*Requirements:*
Every line below that contains "name" is to be copied.

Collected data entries

——————————

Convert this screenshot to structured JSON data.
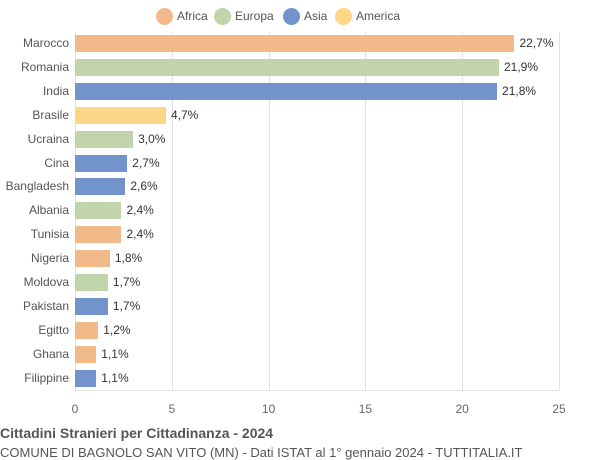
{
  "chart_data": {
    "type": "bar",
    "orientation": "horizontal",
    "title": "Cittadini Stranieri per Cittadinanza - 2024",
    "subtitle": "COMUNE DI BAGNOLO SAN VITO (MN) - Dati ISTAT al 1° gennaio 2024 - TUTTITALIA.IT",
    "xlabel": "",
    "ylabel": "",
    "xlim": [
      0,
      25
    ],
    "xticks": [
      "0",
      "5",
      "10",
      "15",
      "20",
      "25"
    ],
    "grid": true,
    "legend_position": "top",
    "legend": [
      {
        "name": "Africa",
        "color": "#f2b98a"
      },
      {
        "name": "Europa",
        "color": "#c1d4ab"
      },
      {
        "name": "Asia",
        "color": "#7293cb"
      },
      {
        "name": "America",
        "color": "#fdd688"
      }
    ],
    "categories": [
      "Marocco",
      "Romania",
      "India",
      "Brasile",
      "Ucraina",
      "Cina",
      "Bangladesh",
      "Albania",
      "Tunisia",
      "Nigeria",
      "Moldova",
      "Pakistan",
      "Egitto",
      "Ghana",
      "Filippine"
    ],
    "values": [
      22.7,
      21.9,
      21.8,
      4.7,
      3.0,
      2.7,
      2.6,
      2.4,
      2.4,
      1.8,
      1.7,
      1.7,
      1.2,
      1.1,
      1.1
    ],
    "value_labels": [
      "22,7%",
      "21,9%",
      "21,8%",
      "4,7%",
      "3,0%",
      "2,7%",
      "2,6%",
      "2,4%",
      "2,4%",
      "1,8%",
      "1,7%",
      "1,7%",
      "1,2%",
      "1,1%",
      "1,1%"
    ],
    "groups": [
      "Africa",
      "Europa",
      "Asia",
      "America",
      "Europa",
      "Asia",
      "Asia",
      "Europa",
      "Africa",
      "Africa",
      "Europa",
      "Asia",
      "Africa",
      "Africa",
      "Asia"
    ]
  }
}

——————————

*Final result:*
        "name": "Africa",
        "name": "Europa",
        "name": "Asia",
        "name": "America",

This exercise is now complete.